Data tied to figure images
[BEGIN]

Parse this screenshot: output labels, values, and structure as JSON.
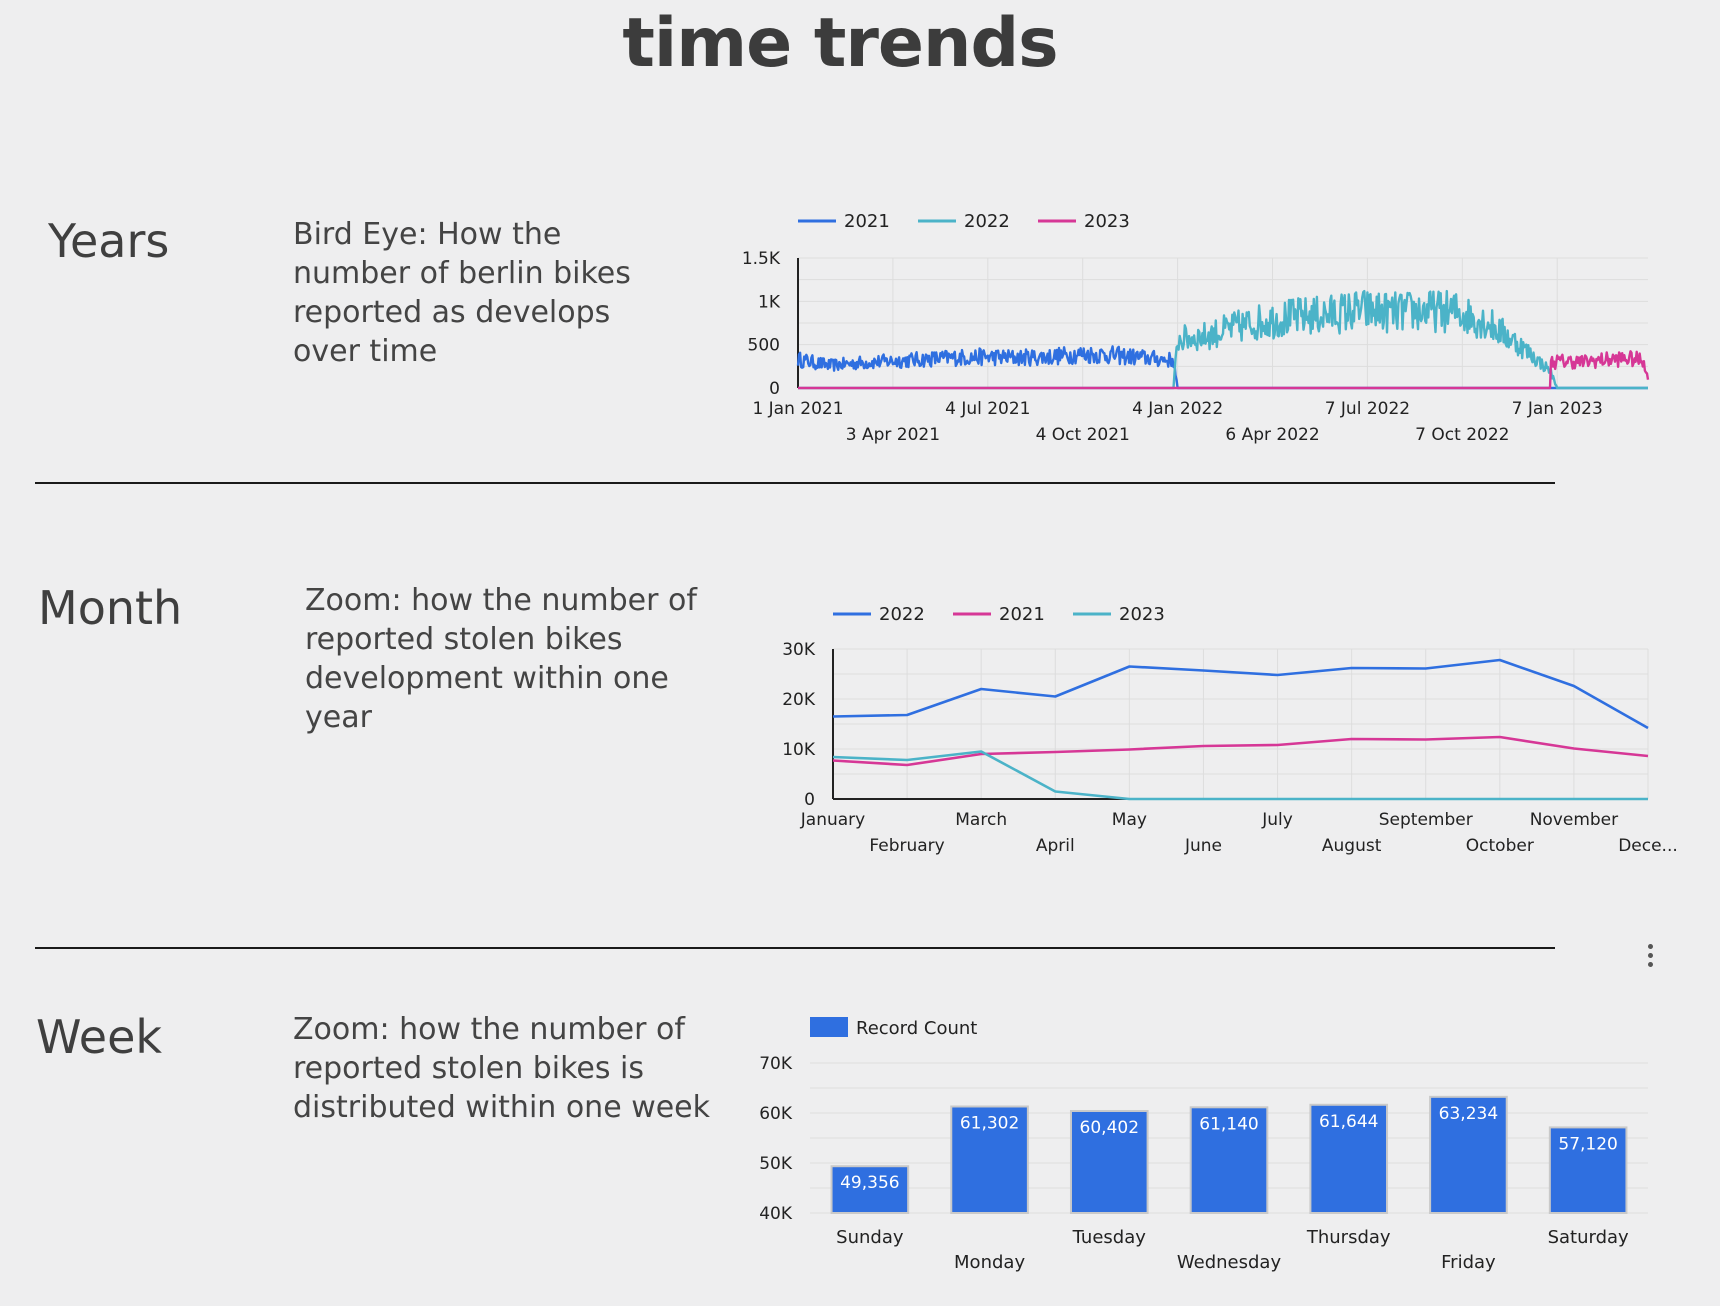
{
  "title": "time trends",
  "sections": [
    {
      "label": "Years",
      "description": "Bird Eye: How the number of berlin bikes reported as develops over time"
    },
    {
      "label": "Month",
      "description": "Zoom: how the number of reported stolen bikes development within one year"
    },
    {
      "label": "Week",
      "description": "Zoom: how the number of reported stolen bikes is distributed within one week"
    }
  ],
  "menu_icon": "more-vertical-icon",
  "colors": {
    "c2021": "#2f6fe0",
    "c2022": "#4bb3c8",
    "c2023": "#d63796",
    "bar": "#2f6fe0",
    "grid": "#dddddd"
  },
  "chart_data": [
    {
      "type": "line",
      "x_type": "date",
      "legend_position": "top-left",
      "legend": [
        "2021",
        "2022",
        "2023"
      ],
      "ylim": [
        0,
        1500
      ],
      "yticks": [
        0,
        500,
        1000,
        1500
      ],
      "ytick_labels": [
        "0",
        "500",
        "1K",
        "1.5K"
      ],
      "xlim": [
        "2021-01-01",
        "2023-04-05"
      ],
      "xticks": [
        "2021-01-01",
        "2021-04-03",
        "2021-07-04",
        "2021-10-04",
        "2022-01-04",
        "2022-04-06",
        "2022-07-07",
        "2022-10-07",
        "2023-01-07"
      ],
      "xtick_labels": [
        "1 Jan 2021",
        "3 Apr 2021",
        "4 Jul 2021",
        "4 Oct 2021",
        "4 Jan 2022",
        "6 Apr 2022",
        "7 Jul 2022",
        "7 Oct 2022",
        "7 Jan 2023"
      ],
      "grid": true,
      "series": [
        {
          "name": "2021",
          "color_key": "c2021",
          "x": [
            "2021-01-01",
            "2021-02-01",
            "2021-03-01",
            "2021-04-01",
            "2021-05-01",
            "2021-06-01",
            "2021-07-01",
            "2021-08-01",
            "2021-09-01",
            "2021-10-01",
            "2021-11-01",
            "2021-12-01",
            "2021-12-31",
            "2022-01-04",
            "2023-04-05"
          ],
          "y": [
            330,
            260,
            290,
            310,
            330,
            350,
            360,
            350,
            360,
            390,
            380,
            350,
            320,
            0,
            0
          ]
        },
        {
          "name": "2022",
          "color_key": "c2022",
          "x": [
            "2021-01-01",
            "2021-12-31",
            "2022-01-04",
            "2022-02-01",
            "2022-03-01",
            "2022-04-01",
            "2022-05-01",
            "2022-06-01",
            "2022-07-01",
            "2022-08-01",
            "2022-09-01",
            "2022-10-01",
            "2022-11-01",
            "2022-12-01",
            "2022-12-31",
            "2023-01-07",
            "2023-04-05"
          ],
          "y": [
            0,
            0,
            560,
            600,
            700,
            780,
            820,
            850,
            900,
            870,
            890,
            880,
            750,
            500,
            200,
            0,
            0
          ]
        },
        {
          "name": "2023",
          "color_key": "c2023",
          "x": [
            "2021-01-01",
            "2022-12-31",
            "2023-01-01",
            "2023-01-15",
            "2023-02-01",
            "2023-02-15",
            "2023-03-01",
            "2023-03-15",
            "2023-04-01",
            "2023-04-05"
          ],
          "y": [
            0,
            0,
            300,
            310,
            300,
            320,
            330,
            340,
            320,
            90
          ]
        }
      ]
    },
    {
      "type": "line",
      "legend_position": "top-left",
      "legend": [
        "2022",
        "2021",
        "2023"
      ],
      "categories": [
        "January",
        "February",
        "March",
        "April",
        "May",
        "June",
        "July",
        "August",
        "September",
        "October",
        "November",
        "Dece..."
      ],
      "ylim": [
        0,
        30000
      ],
      "yticks": [
        0,
        10000,
        20000,
        30000
      ],
      "ytick_labels": [
        "0",
        "10K",
        "20K",
        "30K"
      ],
      "grid": true,
      "series": [
        {
          "name": "2022",
          "color_key": "c2021",
          "values": [
            16500,
            16800,
            22000,
            20500,
            26500,
            25700,
            24800,
            26200,
            26100,
            27800,
            22600,
            14200
          ]
        },
        {
          "name": "2021",
          "color_key": "c2023",
          "values": [
            7700,
            6800,
            9000,
            9400,
            9900,
            10600,
            10800,
            12000,
            11900,
            12400,
            10100,
            8600
          ]
        },
        {
          "name": "2023",
          "color_key": "c2022",
          "values": [
            8400,
            7800,
            9500,
            1500,
            0,
            0,
            0,
            0,
            0,
            0,
            0,
            0
          ]
        }
      ]
    },
    {
      "type": "bar",
      "legend_position": "top-left",
      "legend": [
        "Record Count"
      ],
      "categories": [
        "Sunday",
        "Monday",
        "Tuesday",
        "Wednesday",
        "Thursday",
        "Friday",
        "Saturday"
      ],
      "values": [
        49356,
        61302,
        60402,
        61140,
        61644,
        63234,
        57120
      ],
      "value_labels": [
        "49,356",
        "61,302",
        "60,402",
        "61,140",
        "61,644",
        "63,234",
        "57,120"
      ],
      "ylim": [
        40000,
        70000
      ],
      "yticks": [
        40000,
        50000,
        60000,
        70000
      ],
      "ytick_labels": [
        "40K",
        "50K",
        "60K",
        "70K"
      ],
      "grid": true
    }
  ]
}
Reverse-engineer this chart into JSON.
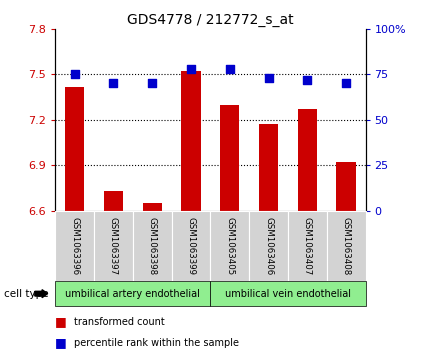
{
  "title": "GDS4778 / 212772_s_at",
  "samples": [
    "GSM1063396",
    "GSM1063397",
    "GSM1063398",
    "GSM1063399",
    "GSM1063405",
    "GSM1063406",
    "GSM1063407",
    "GSM1063408"
  ],
  "red_values": [
    7.42,
    6.73,
    6.65,
    7.52,
    7.3,
    7.17,
    7.27,
    6.92
  ],
  "blue_values": [
    75,
    70,
    70,
    78,
    78,
    73,
    72,
    70
  ],
  "ylim_left": [
    6.6,
    7.8
  ],
  "ylim_right": [
    0,
    100
  ],
  "yticks_left": [
    6.6,
    6.9,
    7.2,
    7.5,
    7.8
  ],
  "yticks_right": [
    0,
    25,
    50,
    75,
    100
  ],
  "ytick_labels_left": [
    "6.6",
    "6.9",
    "7.2",
    "7.5",
    "7.8"
  ],
  "ytick_labels_right": [
    "0",
    "25",
    "50",
    "75",
    "100%"
  ],
  "hlines": [
    6.9,
    7.2,
    7.5
  ],
  "group1": {
    "label": "umbilical artery endothelial",
    "color": "#90ee90"
  },
  "group2": {
    "label": "umbilical vein endothelial",
    "color": "#90ee90"
  },
  "cell_type_label": "cell type",
  "legend1_label": "transformed count",
  "legend2_label": "percentile rank within the sample",
  "red_color": "#cc0000",
  "blue_color": "#0000cc",
  "bar_bg_color": "#d3d3d3",
  "bar_width": 0.5
}
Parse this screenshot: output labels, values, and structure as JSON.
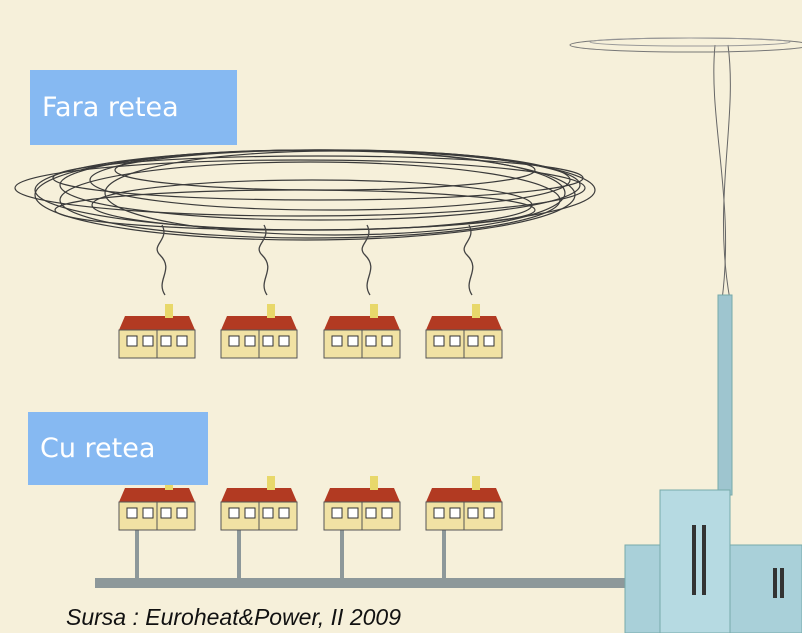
{
  "labels": {
    "without": "Fara retea",
    "with": "Cu retea"
  },
  "source": "Sursa : Euroheat&Power, II 2009"
}
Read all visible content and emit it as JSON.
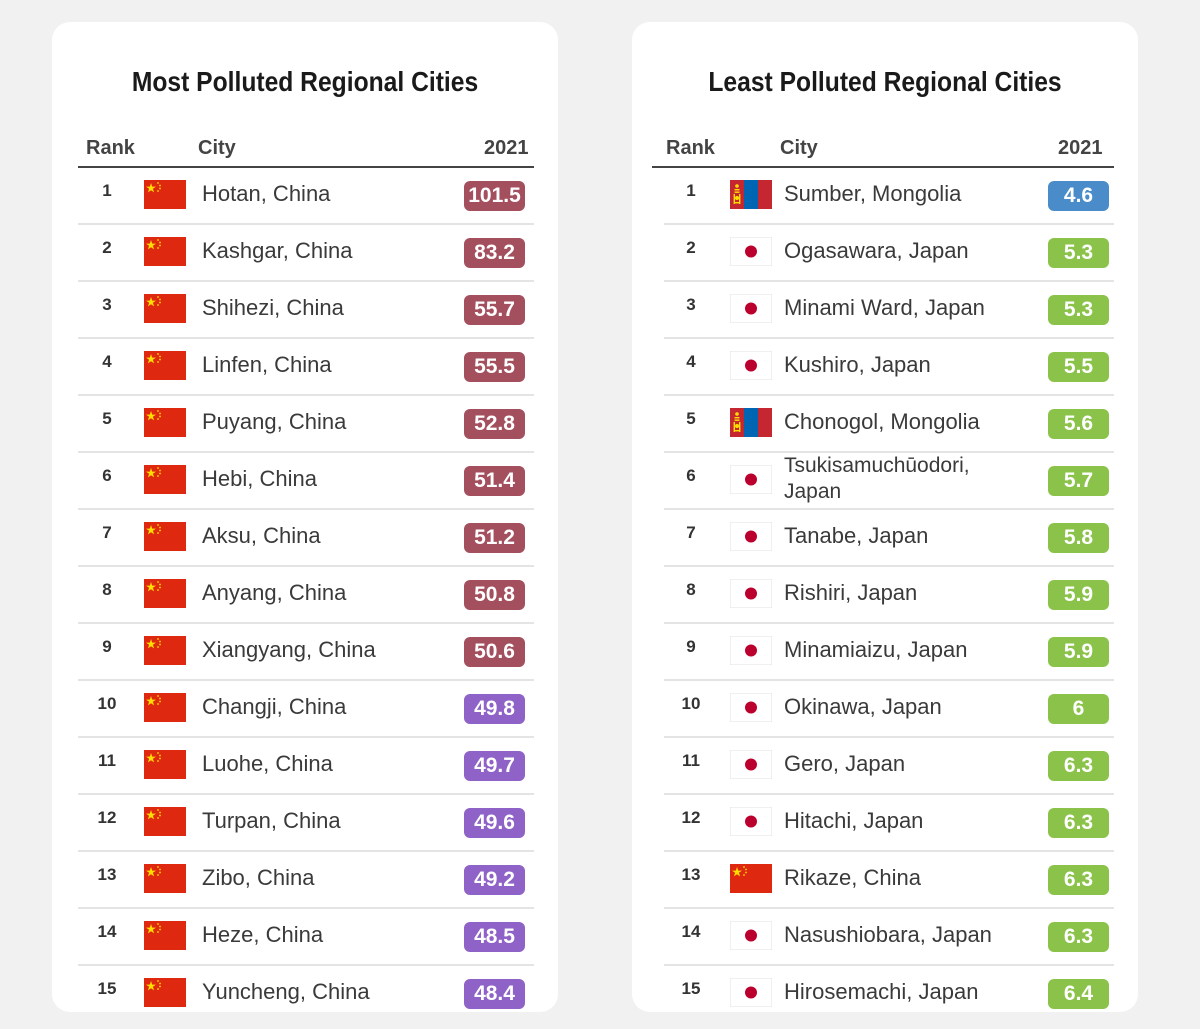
{
  "colors": {
    "maroon": "#a44f5d",
    "purple": "#8e62c7",
    "blue": "#4a8bc9",
    "green": "#8bc34a",
    "china_red": "#de2910",
    "china_yellow": "#ffde00",
    "mongolia_red": "#c4272f",
    "mongolia_blue": "#0066b3",
    "japan_red": "#bc002d"
  },
  "left": {
    "title": "Most Polluted Regional Cities",
    "headers": {
      "rank": "Rank",
      "city": "City",
      "year": "2021"
    },
    "rows": [
      {
        "rank": "1",
        "flag": "china-flag-icon",
        "city": "Hotan, China",
        "value": "101.5",
        "color": "maroon"
      },
      {
        "rank": "2",
        "flag": "china-flag-icon",
        "city": "Kashgar, China",
        "value": "83.2",
        "color": "maroon"
      },
      {
        "rank": "3",
        "flag": "china-flag-icon",
        "city": "Shihezi, China",
        "value": "55.7",
        "color": "maroon"
      },
      {
        "rank": "4",
        "flag": "china-flag-icon",
        "city": "Linfen, China",
        "value": "55.5",
        "color": "maroon"
      },
      {
        "rank": "5",
        "flag": "china-flag-icon",
        "city": "Puyang, China",
        "value": "52.8",
        "color": "maroon"
      },
      {
        "rank": "6",
        "flag": "china-flag-icon",
        "city": "Hebi, China",
        "value": "51.4",
        "color": "maroon"
      },
      {
        "rank": "7",
        "flag": "china-flag-icon",
        "city": "Aksu, China",
        "value": "51.2",
        "color": "maroon"
      },
      {
        "rank": "8",
        "flag": "china-flag-icon",
        "city": "Anyang, China",
        "value": "50.8",
        "color": "maroon"
      },
      {
        "rank": "9",
        "flag": "china-flag-icon",
        "city": "Xiangyang, China",
        "value": "50.6",
        "color": "maroon"
      },
      {
        "rank": "10",
        "flag": "china-flag-icon",
        "city": "Changji, China",
        "value": "49.8",
        "color": "purple"
      },
      {
        "rank": "11",
        "flag": "china-flag-icon",
        "city": "Luohe, China",
        "value": "49.7",
        "color": "purple"
      },
      {
        "rank": "12",
        "flag": "china-flag-icon",
        "city": "Turpan, China",
        "value": "49.6",
        "color": "purple"
      },
      {
        "rank": "13",
        "flag": "china-flag-icon",
        "city": "Zibo, China",
        "value": "49.2",
        "color": "purple"
      },
      {
        "rank": "14",
        "flag": "china-flag-icon",
        "city": "Heze, China",
        "value": "48.5",
        "color": "purple"
      },
      {
        "rank": "15",
        "flag": "china-flag-icon",
        "city": "Yuncheng, China",
        "value": "48.4",
        "color": "purple"
      }
    ]
  },
  "right": {
    "title": "Least Polluted Regional Cities",
    "headers": {
      "rank": "Rank",
      "city": "City",
      "year": "2021"
    },
    "rows": [
      {
        "rank": "1",
        "flag": "mongolia-flag-icon",
        "city": "Sumber, Mongolia",
        "value": "4.6",
        "color": "blue"
      },
      {
        "rank": "2",
        "flag": "japan-flag-icon",
        "city": "Ogasawara, Japan",
        "value": "5.3",
        "color": "green"
      },
      {
        "rank": "3",
        "flag": "japan-flag-icon",
        "city": "Minami Ward, Japan",
        "value": "5.3",
        "color": "green"
      },
      {
        "rank": "4",
        "flag": "japan-flag-icon",
        "city": "Kushiro, Japan",
        "value": "5.5",
        "color": "green"
      },
      {
        "rank": "5",
        "flag": "mongolia-flag-icon",
        "city": "Chonogol, Mongolia",
        "value": "5.6",
        "color": "green"
      },
      {
        "rank": "6",
        "flag": "japan-flag-icon",
        "city": "Tsukisamuchūodori, Japan",
        "value": "5.7",
        "color": "green"
      },
      {
        "rank": "7",
        "flag": "japan-flag-icon",
        "city": "Tanabe, Japan",
        "value": "5.8",
        "color": "green"
      },
      {
        "rank": "8",
        "flag": "japan-flag-icon",
        "city": "Rishiri, Japan",
        "value": "5.9",
        "color": "green"
      },
      {
        "rank": "9",
        "flag": "japan-flag-icon",
        "city": "Minamiaizu, Japan",
        "value": "5.9",
        "color": "green"
      },
      {
        "rank": "10",
        "flag": "japan-flag-icon",
        "city": "Okinawa, Japan",
        "value": "6",
        "color": "green"
      },
      {
        "rank": "11",
        "flag": "japan-flag-icon",
        "city": "Gero, Japan",
        "value": "6.3",
        "color": "green"
      },
      {
        "rank": "12",
        "flag": "japan-flag-icon",
        "city": "Hitachi, Japan",
        "value": "6.3",
        "color": "green"
      },
      {
        "rank": "13",
        "flag": "china-flag-icon",
        "city": "Rikaze, China",
        "value": "6.3",
        "color": "green"
      },
      {
        "rank": "14",
        "flag": "japan-flag-icon",
        "city": "Nasushiobara, Japan",
        "value": "6.3",
        "color": "green"
      },
      {
        "rank": "15",
        "flag": "japan-flag-icon",
        "city": "Hirosemachi, Japan",
        "value": "6.4",
        "color": "green"
      }
    ]
  }
}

[END]

List the lines that contain the word "number".

Solution:
      "description": "Bird Eye: How the number of berlin bikes reported as develops over time"
      "description": "Zoom: how the number of reported stolen bikes development within one year"
      "description": "Zoom: how the number of reported stolen bikes is distributed within one week"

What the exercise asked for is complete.